# Records provided
• • • • •

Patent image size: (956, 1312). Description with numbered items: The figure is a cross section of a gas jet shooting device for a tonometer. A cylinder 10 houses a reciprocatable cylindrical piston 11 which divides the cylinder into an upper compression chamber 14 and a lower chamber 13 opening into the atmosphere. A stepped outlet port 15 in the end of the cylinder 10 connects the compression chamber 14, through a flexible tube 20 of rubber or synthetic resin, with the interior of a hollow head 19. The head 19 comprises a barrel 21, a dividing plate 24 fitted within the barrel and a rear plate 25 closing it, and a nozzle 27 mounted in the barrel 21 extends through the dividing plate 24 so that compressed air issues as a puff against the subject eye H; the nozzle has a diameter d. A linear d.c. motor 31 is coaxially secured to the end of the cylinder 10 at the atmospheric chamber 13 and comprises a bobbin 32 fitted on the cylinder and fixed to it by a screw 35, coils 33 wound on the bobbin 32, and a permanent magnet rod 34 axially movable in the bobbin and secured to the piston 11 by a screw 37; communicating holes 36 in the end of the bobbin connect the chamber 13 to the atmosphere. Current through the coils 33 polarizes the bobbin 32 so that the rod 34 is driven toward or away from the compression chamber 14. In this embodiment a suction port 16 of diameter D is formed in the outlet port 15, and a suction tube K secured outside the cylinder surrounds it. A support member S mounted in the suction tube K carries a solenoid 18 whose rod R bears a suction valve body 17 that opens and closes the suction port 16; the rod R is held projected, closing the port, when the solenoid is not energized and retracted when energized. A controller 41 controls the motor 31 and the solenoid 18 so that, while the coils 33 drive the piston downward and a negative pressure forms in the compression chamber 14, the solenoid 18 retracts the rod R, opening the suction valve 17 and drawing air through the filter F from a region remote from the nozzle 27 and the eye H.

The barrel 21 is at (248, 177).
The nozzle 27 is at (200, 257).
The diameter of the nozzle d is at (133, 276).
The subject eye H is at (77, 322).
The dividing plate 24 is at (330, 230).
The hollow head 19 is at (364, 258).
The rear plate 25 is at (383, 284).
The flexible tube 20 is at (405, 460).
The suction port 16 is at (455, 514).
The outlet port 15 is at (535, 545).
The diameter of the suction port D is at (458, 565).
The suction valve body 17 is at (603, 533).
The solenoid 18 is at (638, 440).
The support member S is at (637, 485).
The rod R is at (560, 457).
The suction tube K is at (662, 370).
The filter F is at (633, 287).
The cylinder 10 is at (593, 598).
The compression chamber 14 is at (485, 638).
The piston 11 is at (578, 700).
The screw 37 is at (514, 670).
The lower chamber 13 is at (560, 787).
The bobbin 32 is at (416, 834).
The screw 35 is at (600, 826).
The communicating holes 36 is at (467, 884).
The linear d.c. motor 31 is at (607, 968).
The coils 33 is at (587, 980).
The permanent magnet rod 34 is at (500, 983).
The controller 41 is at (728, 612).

• • • • •

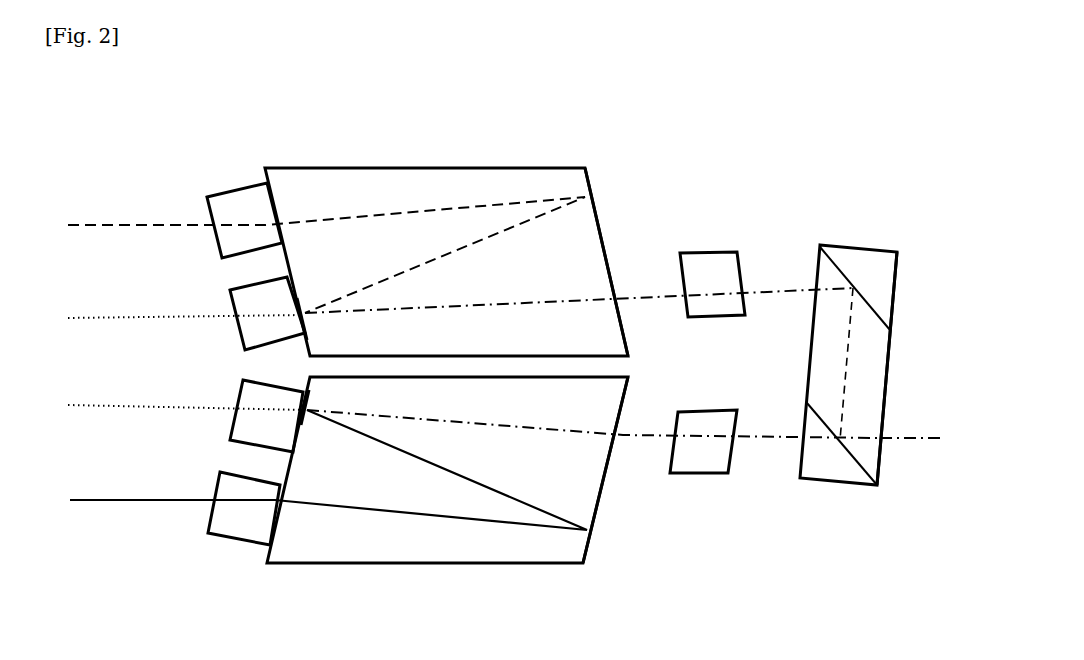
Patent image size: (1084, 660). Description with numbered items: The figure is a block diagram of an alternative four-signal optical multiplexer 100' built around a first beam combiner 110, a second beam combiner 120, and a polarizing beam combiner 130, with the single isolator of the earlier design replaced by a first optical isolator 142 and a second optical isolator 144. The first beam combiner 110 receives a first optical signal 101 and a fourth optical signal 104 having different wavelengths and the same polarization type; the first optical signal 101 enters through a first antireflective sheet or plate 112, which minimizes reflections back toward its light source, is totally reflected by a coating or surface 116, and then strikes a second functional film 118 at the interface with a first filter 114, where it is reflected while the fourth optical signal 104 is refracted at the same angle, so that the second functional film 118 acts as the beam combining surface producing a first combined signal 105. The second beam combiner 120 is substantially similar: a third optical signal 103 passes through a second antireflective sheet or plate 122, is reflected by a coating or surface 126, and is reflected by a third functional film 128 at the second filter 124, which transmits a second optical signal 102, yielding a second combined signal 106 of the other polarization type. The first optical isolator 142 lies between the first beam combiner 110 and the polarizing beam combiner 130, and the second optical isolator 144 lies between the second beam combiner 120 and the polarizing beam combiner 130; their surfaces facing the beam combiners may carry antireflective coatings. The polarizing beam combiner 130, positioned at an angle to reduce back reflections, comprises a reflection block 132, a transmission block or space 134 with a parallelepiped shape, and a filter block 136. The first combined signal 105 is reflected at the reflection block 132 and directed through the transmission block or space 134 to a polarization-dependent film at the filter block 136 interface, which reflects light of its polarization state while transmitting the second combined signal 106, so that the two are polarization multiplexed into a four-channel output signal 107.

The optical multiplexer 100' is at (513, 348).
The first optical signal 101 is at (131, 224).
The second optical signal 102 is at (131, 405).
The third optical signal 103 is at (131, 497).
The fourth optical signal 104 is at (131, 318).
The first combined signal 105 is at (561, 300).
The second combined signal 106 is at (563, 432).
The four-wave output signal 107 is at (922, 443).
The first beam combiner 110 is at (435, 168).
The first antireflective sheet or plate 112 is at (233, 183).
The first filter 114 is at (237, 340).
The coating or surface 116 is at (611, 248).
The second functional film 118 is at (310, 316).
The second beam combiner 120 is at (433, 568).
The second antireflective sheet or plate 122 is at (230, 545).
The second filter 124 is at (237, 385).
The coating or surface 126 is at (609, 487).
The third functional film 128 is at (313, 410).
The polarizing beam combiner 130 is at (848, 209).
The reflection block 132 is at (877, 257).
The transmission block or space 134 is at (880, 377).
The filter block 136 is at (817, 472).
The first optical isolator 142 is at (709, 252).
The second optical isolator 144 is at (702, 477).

• • • • •

# Task instructions
Render the part of the listing that opens with the line containing "Patent image size: (956, 1312)." and closes with the line containing "The rear plate 25 is at (383, 284)." as a Markdown table. Use the columns Row and Line, give each line a row number, and omit blank lines.

# Correct response
| Row | Line |
|---|---|
| 1 | Patent image size: (956, 1312). Description with numbered items: The figure is a cross section of a gas jet shooting device for a tonometer. A cylinder 10 houses a reciprocatable cylindrical piston 11 which divides the cylinder into an upper compression chamber 14 and a lower chamber 13 opening into the atmosphere. A stepped outlet port 15 in the end of the cylinder 10 connects the compression chamber 14, through a flexible tube 20 of rubber or synthetic resin, with the interior of a hollow head 19. The head 19 comprises a barrel 21, a dividing plate 24 fitted within the barrel and a rear plate 25 closing it, and a nozzle 27 mounted in the barrel 21 extends through the dividing plate 24 so that compressed air issues as a puff against the subject eye H; the nozzle has a diameter d. A linear d.c. motor 31 is coaxially secured to the end of the cylinder 10 at the atmospheric chamber 13 and comprises a bobbin 32 fitted on the cylinder and fixed to it by a screw 35, coils 33 wound on the bobbin 32, and a permanent magnet rod 34 axially movable in the bobbin and secured to the piston 11 by a screw 37; communicating holes 36 in the end of the bobbin connect the chamber 13 to the atmosphere. Current through the coils 33 polarizes the bobbin 32 so that the rod 34 is driven toward or away from the compression chamber 14. In this embodiment a suction port 16 of diameter D is formed in the outlet port 15, and a suction tube K secured outside the cylinder surrounds it. A support member S mounted in the suction tube K carries a solenoid 18 whose rod R bears a suction valve body 17 that opens and closes the suction port 16; the rod R is held projected, closing the port, when the solenoid is not energized and retracted when energized. A controller 41 controls the motor 31 and the solenoid 18 so that, while the coils 33 drive the piston downward and a negative pressure forms in the compression chamber 14, the solenoid 18 retracts the rod R, opening the suction valve 17 and drawing air through the filter F from a region remote from the nozzle 27 and the eye H. |
| 2 | The barrel 21 is at (248, 177). |
| 3 | The nozzle 27 is at (200, 257). |
| 4 | The diameter of the nozzle d is at (133, 276). |
| 5 | The subject eye H is at (77, 322). |
| 6 | The dividing plate 24 is at (330, 230). |
| 7 | The hollow head 19 is at (364, 258). |
| 8 | The rear plate 25 is at (383, 284). |